Figure dataset records
********************
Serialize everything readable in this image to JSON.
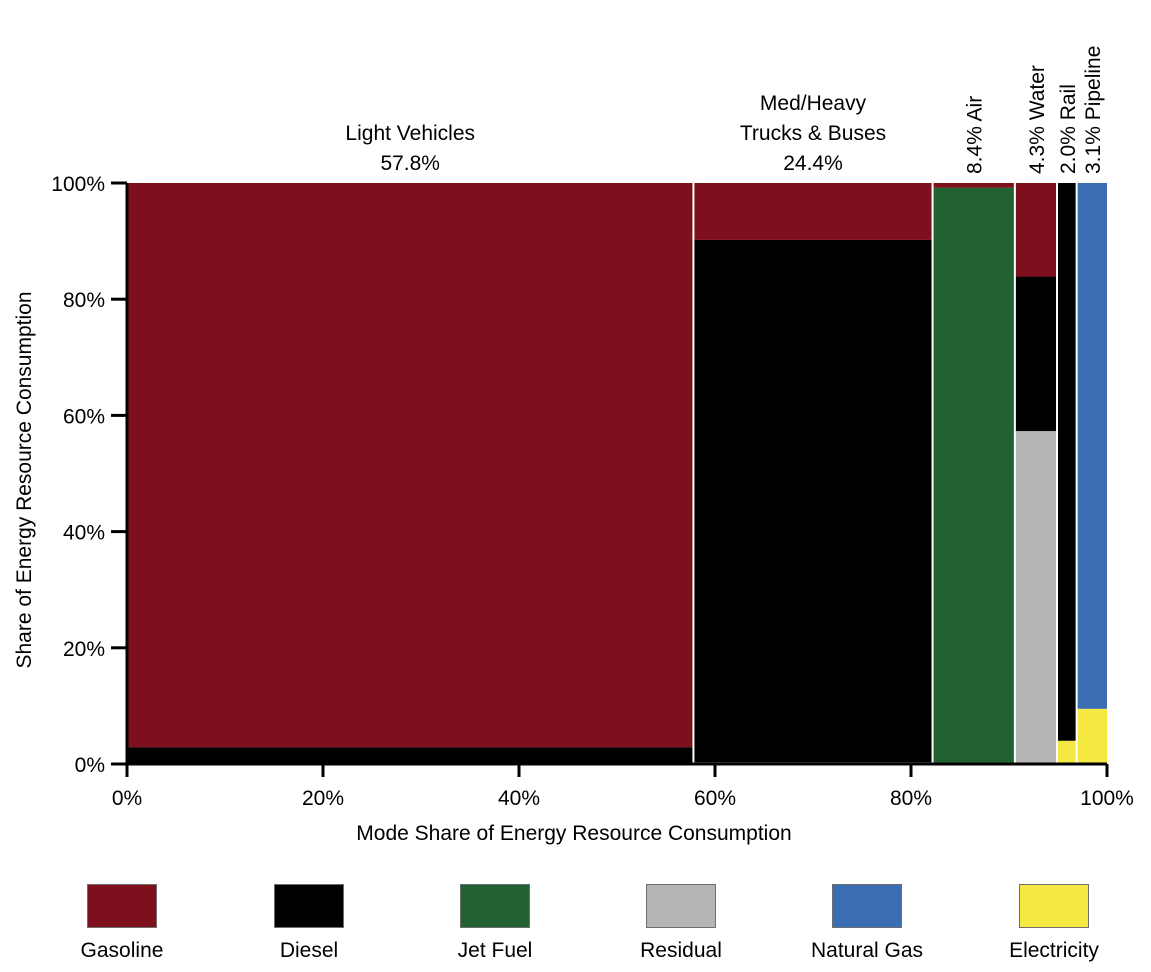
{
  "chart_data": {
    "type": "marimekko",
    "xlabel": "Mode Share of Energy Resource Consumption",
    "ylabel": "Share of Energy Resource Consumption",
    "xlim": [
      0,
      100
    ],
    "ylim": [
      0,
      100
    ],
    "xticks": [
      "0%",
      "20%",
      "40%",
      "60%",
      "80%",
      "100%"
    ],
    "yticks": [
      "0%",
      "20%",
      "40%",
      "60%",
      "80%",
      "100%"
    ],
    "fuels": [
      {
        "name": "Gasoline",
        "color": "#7e101e"
      },
      {
        "name": "Diesel",
        "color": "#000000"
      },
      {
        "name": "Jet Fuel",
        "color": "#226230"
      },
      {
        "name": "Residual",
        "color": "#b5b5b5"
      },
      {
        "name": "Natural Gas",
        "color": "#3a6db1"
      },
      {
        "name": "Electricity",
        "color": "#f5e841"
      }
    ],
    "modes": [
      {
        "label": [
          "Light Vehicles",
          "57.8%"
        ],
        "label_style": "horizontal",
        "share": 57.8,
        "fuel_shares": {
          "Diesel": 2.9,
          "Gasoline": 97.1
        }
      },
      {
        "label": [
          "Med/Heavy",
          "Trucks & Buses",
          "24.4%"
        ],
        "label_style": "horizontal",
        "share": 24.4,
        "fuel_shares": {
          "Natural Gas": 0.3,
          "Diesel": 89.9,
          "Gasoline": 9.8
        }
      },
      {
        "label": [
          "8.4% Air"
        ],
        "label_style": "vertical",
        "share": 8.4,
        "fuel_shares": {
          "Jet Fuel": 99.2,
          "Gasoline": 0.8
        }
      },
      {
        "label": [
          "4.3% Water"
        ],
        "label_style": "vertical",
        "share": 4.3,
        "fuel_shares": {
          "Residual": 57.3,
          "Diesel": 26.6,
          "Gasoline": 16.1
        }
      },
      {
        "label": [
          "2.0% Rail"
        ],
        "label_style": "vertical",
        "share": 2.0,
        "fuel_shares": {
          "Electricity": 4.0,
          "Diesel": 96.0
        }
      },
      {
        "label": [
          "3.1% Pipeline"
        ],
        "label_style": "vertical",
        "share": 3.1,
        "fuel_shares": {
          "Electricity": 9.5,
          "Natural Gas": 90.5
        }
      }
    ]
  }
}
********************
▶ [PROBLEM] Skipping the pictures, transcribe each line above exactly as it appears.

▶ [RESULT OF THE TASK]
Serialize everything readable in this image to JSON.
{
  "chart_data": {
    "type": "marimekko",
    "xlabel": "Mode Share of Energy Resource Consumption",
    "ylabel": "Share of Energy Resource Consumption",
    "xlim": [
      0,
      100
    ],
    "ylim": [
      0,
      100
    ],
    "xticks": [
      "0%",
      "20%",
      "40%",
      "60%",
      "80%",
      "100%"
    ],
    "yticks": [
      "0%",
      "20%",
      "40%",
      "60%",
      "80%",
      "100%"
    ],
    "fuels": [
      {
        "name": "Gasoline",
        "color": "#7e101e"
      },
      {
        "name": "Diesel",
        "color": "#000000"
      },
      {
        "name": "Jet Fuel",
        "color": "#226230"
      },
      {
        "name": "Residual",
        "color": "#b5b5b5"
      },
      {
        "name": "Natural Gas",
        "color": "#3a6db1"
      },
      {
        "name": "Electricity",
        "color": "#f5e841"
      }
    ],
    "modes": [
      {
        "label": [
          "Light Vehicles",
          "57.8%"
        ],
        "label_style": "horizontal",
        "share": 57.8,
        "fuel_shares": {
          "Diesel": 2.9,
          "Gasoline": 97.1
        }
      },
      {
        "label": [
          "Med/Heavy",
          "Trucks & Buses",
          "24.4%"
        ],
        "label_style": "horizontal",
        "share": 24.4,
        "fuel_shares": {
          "Natural Gas": 0.3,
          "Diesel": 89.9,
          "Gasoline": 9.8
        }
      },
      {
        "label": [
          "8.4% Air"
        ],
        "label_style": "vertical",
        "share": 8.4,
        "fuel_shares": {
          "Jet Fuel": 99.2,
          "Gasoline": 0.8
        }
      },
      {
        "label": [
          "4.3% Water"
        ],
        "label_style": "vertical",
        "share": 4.3,
        "fuel_shares": {
          "Residual": 57.3,
          "Diesel": 26.6,
          "Gasoline": 16.1
        }
      },
      {
        "label": [
          "2.0% Rail"
        ],
        "label_style": "vertical",
        "share": 2.0,
        "fuel_shares": {
          "Electricity": 4.0,
          "Diesel": 96.0
        }
      },
      {
        "label": [
          "3.1% Pipeline"
        ],
        "label_style": "vertical",
        "share": 3.1,
        "fuel_shares": {
          "Electricity": 9.5,
          "Natural Gas": 90.5
        }
      }
    ]
  }
}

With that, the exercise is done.